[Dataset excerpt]
---*---

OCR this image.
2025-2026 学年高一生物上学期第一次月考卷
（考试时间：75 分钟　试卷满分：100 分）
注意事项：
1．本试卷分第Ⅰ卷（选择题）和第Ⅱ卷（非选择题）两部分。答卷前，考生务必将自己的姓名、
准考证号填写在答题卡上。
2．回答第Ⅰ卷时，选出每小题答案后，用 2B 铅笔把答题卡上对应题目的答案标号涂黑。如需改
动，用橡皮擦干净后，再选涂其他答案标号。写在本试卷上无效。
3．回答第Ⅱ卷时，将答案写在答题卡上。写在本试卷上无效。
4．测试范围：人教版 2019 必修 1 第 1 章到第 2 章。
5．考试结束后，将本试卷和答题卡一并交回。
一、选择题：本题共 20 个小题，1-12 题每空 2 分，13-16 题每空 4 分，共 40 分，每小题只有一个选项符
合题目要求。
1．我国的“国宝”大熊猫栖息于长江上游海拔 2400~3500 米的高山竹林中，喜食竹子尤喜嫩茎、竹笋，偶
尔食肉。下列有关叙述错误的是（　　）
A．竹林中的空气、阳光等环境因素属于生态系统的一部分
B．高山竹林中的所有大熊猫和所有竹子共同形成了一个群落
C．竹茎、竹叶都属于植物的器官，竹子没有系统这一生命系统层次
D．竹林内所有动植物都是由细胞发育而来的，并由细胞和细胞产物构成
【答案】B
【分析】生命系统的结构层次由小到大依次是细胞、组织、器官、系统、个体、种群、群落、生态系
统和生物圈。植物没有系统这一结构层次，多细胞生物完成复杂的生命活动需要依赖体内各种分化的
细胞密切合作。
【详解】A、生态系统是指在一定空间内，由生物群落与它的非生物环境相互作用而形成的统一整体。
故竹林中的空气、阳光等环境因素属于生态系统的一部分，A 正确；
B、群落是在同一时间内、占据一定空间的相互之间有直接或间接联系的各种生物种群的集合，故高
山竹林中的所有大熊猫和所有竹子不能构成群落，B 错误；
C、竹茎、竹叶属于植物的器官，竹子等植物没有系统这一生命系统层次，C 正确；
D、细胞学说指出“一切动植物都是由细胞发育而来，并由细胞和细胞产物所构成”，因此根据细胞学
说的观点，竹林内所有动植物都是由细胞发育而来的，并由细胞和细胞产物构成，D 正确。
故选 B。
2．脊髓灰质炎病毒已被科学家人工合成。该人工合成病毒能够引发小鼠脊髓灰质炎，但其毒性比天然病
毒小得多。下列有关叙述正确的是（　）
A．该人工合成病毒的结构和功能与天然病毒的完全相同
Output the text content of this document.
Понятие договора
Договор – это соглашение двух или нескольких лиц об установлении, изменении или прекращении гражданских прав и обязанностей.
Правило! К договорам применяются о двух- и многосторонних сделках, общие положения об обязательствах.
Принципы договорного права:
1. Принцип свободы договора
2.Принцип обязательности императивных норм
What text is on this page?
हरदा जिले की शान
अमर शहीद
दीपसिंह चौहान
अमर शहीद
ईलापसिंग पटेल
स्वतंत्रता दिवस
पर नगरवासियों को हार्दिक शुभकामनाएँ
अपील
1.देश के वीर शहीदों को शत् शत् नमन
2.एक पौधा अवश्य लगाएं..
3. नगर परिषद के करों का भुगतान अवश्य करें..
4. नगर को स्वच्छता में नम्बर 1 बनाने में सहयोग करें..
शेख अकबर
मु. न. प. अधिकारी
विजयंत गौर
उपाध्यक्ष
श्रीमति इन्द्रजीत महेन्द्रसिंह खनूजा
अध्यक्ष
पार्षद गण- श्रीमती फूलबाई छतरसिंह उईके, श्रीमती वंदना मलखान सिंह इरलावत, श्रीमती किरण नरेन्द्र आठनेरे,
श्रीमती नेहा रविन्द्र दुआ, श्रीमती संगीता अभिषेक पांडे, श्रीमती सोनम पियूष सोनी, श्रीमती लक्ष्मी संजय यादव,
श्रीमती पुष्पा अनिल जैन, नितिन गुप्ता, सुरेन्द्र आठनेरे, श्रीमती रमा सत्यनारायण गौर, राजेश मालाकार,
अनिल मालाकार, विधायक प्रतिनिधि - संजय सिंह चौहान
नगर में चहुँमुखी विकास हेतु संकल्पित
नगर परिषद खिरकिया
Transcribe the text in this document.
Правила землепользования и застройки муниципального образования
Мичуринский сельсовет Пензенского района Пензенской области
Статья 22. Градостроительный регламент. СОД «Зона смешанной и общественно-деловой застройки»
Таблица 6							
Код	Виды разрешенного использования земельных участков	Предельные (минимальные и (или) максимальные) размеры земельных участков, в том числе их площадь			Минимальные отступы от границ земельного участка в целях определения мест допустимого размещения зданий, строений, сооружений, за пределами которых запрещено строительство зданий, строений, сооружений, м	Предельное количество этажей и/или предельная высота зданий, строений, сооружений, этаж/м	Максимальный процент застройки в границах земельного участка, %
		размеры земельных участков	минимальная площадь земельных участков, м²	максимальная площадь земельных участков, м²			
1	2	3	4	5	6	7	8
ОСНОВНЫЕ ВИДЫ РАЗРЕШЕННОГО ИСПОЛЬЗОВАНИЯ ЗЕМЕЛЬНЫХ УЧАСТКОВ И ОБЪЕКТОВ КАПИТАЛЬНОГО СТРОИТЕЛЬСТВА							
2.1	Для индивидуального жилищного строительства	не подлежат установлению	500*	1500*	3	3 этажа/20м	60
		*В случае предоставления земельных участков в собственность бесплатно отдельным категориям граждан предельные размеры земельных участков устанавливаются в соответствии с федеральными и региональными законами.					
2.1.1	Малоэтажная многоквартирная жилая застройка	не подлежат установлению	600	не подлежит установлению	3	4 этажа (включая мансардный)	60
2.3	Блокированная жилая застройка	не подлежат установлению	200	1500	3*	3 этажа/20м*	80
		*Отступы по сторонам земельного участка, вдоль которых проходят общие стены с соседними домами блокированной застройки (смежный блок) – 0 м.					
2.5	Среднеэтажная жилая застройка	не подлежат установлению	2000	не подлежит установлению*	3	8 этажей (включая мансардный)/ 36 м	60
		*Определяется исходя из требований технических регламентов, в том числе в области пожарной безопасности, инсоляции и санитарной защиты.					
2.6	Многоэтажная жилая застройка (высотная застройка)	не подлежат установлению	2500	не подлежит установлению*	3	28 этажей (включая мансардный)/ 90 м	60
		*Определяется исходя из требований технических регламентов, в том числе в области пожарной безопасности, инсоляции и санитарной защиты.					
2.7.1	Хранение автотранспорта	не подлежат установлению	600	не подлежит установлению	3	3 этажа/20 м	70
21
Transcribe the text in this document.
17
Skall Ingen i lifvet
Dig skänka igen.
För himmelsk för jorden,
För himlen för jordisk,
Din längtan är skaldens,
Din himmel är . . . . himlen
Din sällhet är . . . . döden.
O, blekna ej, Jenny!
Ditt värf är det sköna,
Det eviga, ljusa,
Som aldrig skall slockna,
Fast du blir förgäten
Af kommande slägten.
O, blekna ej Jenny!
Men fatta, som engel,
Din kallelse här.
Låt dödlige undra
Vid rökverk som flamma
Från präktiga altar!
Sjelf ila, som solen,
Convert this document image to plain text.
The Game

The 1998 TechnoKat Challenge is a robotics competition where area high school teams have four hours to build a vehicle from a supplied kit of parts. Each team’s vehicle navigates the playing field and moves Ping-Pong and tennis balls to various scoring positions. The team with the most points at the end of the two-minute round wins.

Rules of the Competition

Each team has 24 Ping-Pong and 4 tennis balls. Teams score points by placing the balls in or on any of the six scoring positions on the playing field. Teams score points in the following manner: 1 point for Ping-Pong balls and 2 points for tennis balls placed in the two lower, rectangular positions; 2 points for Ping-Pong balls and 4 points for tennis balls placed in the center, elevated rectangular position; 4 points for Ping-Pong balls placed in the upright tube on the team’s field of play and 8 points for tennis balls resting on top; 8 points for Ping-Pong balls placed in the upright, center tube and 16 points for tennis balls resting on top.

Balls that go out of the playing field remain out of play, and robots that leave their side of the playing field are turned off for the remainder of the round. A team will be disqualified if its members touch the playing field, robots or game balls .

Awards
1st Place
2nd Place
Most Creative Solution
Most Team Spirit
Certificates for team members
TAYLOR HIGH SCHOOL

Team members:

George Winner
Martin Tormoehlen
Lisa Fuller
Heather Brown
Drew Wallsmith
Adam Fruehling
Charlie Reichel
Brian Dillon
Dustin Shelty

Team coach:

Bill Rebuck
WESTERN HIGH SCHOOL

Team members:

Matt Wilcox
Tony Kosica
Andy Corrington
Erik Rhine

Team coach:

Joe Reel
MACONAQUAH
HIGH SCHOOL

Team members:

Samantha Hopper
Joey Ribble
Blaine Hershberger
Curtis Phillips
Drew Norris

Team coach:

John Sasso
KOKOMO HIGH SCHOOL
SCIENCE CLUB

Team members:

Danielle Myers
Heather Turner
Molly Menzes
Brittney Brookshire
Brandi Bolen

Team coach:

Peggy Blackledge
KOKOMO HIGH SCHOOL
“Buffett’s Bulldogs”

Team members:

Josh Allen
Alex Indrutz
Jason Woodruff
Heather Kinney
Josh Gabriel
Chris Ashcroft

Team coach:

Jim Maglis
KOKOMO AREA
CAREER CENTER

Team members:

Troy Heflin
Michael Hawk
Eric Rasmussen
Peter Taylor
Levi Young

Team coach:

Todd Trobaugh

---*---

# AIM OF THE TASK
Identify the lines that hold the word "размеры". Copy every one of them.

# WRITTEN SOLUTION
Код	Виды разрешенного использования земельных участков	Предельные (минимальные и (или) максимальные) размеры земельных участков, в том числе их площадь			Минимальные отступы от границ земельного участка в целях определения мест допустимого размещения зданий, строений, сооружений, за пределами которых запрещено строительство зданий, строений, сооружений, м	Предельное количество этажей и/или предельная высота зданий, строений, сооружений, этаж/м	Максимальный процент застройки в границах земельного участка, %
		размеры земельных участков	минимальная площадь земельных участков, м²	максимальная площадь земельных участков, м²			
		*В случае предоставления земельных участков в собственность бесплатно отдельным категориям граждан предельные размеры земельных участков устанавливаются в соответствии с федеральными и региональными законами.					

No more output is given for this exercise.